■ Yazılı Yönerge
Aşağıdaki mahkeme kararına göre şu ifadelerin her biri için evet ya da hayır deyin ve kararınızı belirleyen sözleri metinden birebir aktarın: (a) Taraflar arasındaki sözleşme 21.09.2005 tarihlidir. (b) İhtarname davalıya 25.10.2016 tarihinde teslim edilmiştir. (c) İstinaf incelemesine konu kararı Ankara 8. Asliye Ticaret Mahkemesi vermiştir.
::: Alıntılanan Metin
Görüntülediğiniz mahkeme kararı henüz kesinleşmemiştir. Yararlı olması amacıyla eklenmiştir.
T.C. ANKARA BÖLGE ADLİYE MAHKEMESİ 27. HUKUK DAİRESİ
Esas No: 2021/468 – Karar No:2023/180
T.C.
ANKARA
BÖLGE ADLİYE MAHKEMESİ
27. HUKUK DAİRESİ
DOSYA NO : 2021/468
KARAR NO : 2023/180
T Ü R K M İ L L E T İ A D I N A
K A R A R
İNCELENEN KARARIN
MAHKEMESİ : ANKARA 8. ASLİYE TİCARET MAHKEMESİ
TARİHİ : 29/12/2020
NUMARASI : 2017/126 E-2020/750 K
DAVACI :
VEKİLİ :
DAVALI :
VEKİLİ :
DAVANIN KONUSU : Tazminat (Eser Sözleşmesinden Kaynaklanan)
KARAR TARİHİ : 10.02.2023
KARAR YAZIM TARİHİ : 13.02.2023
Eser sözleşmesinden kaynaklanan tazminat talepli davada mahkemece davanın kısmen kabulüne dair verilen karara karşı süresi içinde taraf vekillerince istinaf kanun yoluna başvurulması üzerine yapılan incelemede;
GEREĞİ DÜŞÜNÜLDÜ:
Davacı vekili özetle; ihale sonucu müvekkili ile davalı … arasında 21.09.2005 tarihli sözleşmenin akdedildiğini, yer tesliminin sağlanması için yapılan görüşme ve yazışmalardan sonuç alınamadığını, geçen uzun süreye rağmen yer teslimi yapılmadığını, müvekkilinin harcamalar yaptığını, beklediği kara ulaşamadığını, müvekkili tarafından 25.10.2016 tarihli ihtarname ile 01.12.2016 tarihine kadar yer teslimi yapılmasının, aksi halde eskalasyon sonucu tahminen 2.192.264,52 TL ihale bedeli üzerinden %25 yüklenici karı ve genel gider hesabı ile 548.066 TL müsbet zarar ile yaklaşık 20.483,03 TL masrafın 7 gün içerisinde ödenmesinin bildirildiğini, ihtarnamenin davalıya 28.10.2016 tarihinde teslim edildiğini, ihale bedelinin bilirkişi marifetiyle eskalasyon yöntemiyle tespit edilmesi gerektiğini, ihale için yapılan masrafların, elde edilmesi gereken karın ve zedelenen ticari itibarının telafisi amacıyla takdir edilecek yoksun kalının karın davalıdan tahsiline karar verilmesi gerektiğini öne sürerek 20.483,03 TL masraf ve mahkemece belirlenecek hedeflenen karın faiziyle birlikte tahsiline karar verilmesini talep etmiştir.
::::::
::: Çıkarılan Veriler
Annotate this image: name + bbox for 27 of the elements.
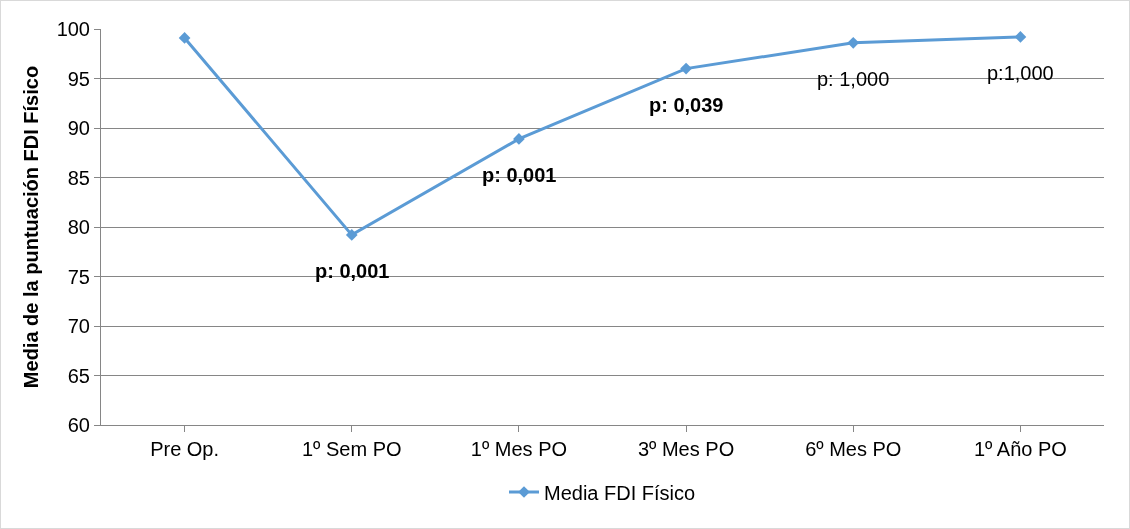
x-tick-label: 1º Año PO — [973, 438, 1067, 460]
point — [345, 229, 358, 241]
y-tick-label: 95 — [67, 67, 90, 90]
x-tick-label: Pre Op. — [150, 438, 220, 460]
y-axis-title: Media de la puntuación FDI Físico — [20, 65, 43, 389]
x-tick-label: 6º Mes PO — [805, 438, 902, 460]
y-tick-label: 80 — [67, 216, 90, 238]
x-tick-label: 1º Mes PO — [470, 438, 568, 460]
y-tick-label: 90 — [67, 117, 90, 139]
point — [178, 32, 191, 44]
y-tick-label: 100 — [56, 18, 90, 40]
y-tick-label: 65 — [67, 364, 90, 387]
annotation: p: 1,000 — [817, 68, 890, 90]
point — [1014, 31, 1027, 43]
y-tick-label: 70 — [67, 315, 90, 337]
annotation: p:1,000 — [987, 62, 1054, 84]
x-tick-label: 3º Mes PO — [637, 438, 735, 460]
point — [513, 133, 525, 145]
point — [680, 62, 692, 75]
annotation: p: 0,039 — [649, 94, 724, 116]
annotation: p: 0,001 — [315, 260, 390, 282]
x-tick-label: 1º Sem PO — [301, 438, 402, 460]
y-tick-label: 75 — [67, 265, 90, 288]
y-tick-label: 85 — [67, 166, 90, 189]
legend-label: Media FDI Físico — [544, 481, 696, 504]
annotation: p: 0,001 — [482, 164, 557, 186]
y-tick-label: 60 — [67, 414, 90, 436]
::::::
::: Çıkarılan Veriler
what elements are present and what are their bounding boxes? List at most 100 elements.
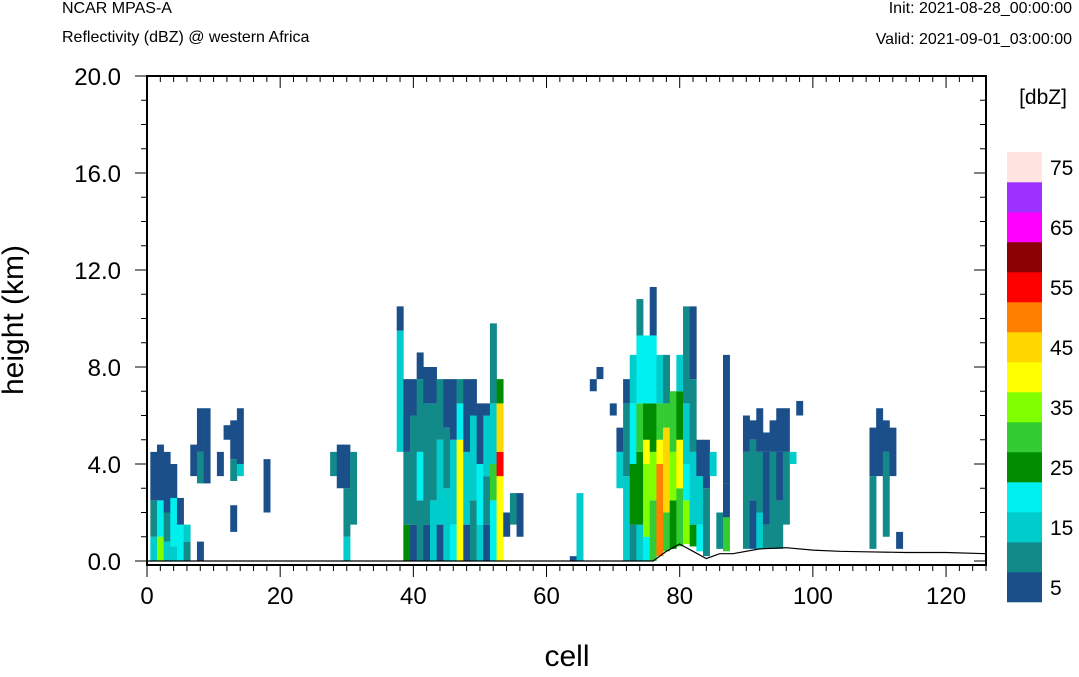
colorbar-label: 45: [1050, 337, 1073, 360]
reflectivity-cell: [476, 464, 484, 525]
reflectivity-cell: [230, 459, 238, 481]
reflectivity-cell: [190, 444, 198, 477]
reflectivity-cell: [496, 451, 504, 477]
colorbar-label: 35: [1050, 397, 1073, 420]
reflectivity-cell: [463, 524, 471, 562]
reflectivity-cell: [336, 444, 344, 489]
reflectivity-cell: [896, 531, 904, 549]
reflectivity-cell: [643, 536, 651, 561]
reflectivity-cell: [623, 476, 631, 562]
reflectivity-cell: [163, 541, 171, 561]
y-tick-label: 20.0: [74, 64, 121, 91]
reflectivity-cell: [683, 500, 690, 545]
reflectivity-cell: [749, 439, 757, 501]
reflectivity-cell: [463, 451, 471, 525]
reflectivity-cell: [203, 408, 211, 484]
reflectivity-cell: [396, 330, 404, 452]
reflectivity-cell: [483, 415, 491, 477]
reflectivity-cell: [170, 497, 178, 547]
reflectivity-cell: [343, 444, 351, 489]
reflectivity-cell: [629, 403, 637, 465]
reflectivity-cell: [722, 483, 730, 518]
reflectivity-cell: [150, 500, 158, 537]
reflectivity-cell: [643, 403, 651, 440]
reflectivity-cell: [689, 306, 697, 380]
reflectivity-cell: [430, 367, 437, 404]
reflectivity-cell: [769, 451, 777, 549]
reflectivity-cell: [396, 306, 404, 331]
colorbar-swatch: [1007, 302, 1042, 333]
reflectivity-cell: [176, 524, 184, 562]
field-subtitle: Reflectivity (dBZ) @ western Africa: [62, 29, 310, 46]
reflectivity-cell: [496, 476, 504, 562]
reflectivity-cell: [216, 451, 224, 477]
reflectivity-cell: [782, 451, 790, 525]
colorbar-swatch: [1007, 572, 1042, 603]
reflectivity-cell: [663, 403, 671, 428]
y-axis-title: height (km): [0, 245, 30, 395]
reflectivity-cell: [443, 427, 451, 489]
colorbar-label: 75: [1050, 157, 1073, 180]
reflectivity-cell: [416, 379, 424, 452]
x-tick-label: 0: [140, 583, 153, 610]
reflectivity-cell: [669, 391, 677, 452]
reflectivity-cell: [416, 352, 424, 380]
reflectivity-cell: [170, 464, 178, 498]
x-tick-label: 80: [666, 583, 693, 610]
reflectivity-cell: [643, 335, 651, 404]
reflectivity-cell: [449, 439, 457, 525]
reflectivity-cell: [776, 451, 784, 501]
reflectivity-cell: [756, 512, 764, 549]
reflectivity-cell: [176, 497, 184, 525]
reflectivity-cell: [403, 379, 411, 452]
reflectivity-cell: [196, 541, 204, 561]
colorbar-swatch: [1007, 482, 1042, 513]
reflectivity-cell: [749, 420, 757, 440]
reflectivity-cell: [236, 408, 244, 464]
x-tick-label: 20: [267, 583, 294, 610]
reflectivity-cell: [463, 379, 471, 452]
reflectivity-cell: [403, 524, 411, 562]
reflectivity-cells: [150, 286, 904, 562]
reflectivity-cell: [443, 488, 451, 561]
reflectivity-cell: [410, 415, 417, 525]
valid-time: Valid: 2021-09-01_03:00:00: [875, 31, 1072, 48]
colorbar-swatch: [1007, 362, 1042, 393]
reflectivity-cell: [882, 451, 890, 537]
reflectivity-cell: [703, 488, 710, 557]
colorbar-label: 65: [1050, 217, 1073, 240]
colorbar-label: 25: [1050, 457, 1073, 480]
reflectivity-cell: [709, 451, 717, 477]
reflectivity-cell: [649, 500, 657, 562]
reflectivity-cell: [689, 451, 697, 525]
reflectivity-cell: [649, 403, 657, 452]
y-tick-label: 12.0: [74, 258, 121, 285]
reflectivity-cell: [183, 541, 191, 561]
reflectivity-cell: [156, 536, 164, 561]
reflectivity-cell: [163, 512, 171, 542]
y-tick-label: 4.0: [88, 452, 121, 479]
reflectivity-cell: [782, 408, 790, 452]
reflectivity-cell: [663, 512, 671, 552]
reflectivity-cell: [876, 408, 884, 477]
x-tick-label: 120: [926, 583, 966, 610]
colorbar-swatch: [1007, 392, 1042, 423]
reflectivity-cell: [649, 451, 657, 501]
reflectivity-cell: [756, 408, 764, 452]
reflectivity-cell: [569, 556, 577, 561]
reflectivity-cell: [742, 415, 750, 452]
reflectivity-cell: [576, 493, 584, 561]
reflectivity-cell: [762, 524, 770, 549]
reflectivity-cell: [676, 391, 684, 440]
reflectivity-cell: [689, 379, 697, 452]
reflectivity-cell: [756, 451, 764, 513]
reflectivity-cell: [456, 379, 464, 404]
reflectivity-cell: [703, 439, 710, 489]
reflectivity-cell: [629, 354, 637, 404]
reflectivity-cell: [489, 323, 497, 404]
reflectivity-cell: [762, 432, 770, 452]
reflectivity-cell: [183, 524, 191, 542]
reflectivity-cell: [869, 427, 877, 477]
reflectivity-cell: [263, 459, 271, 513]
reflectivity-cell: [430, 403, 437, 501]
::::::
■ Yazılı Çözüm
(a) Evet: "21.09.2005 tarihli sözleşmenin akdedildiğini"
(b) Hayır: "ihtarnamenin davalıya 28.10.2016 tarihinde teslim edildiğini"
(c) Evet: "MAHKEMESİ : ANKARA 8. ASLİYE TİCARET MAHKEMESİ"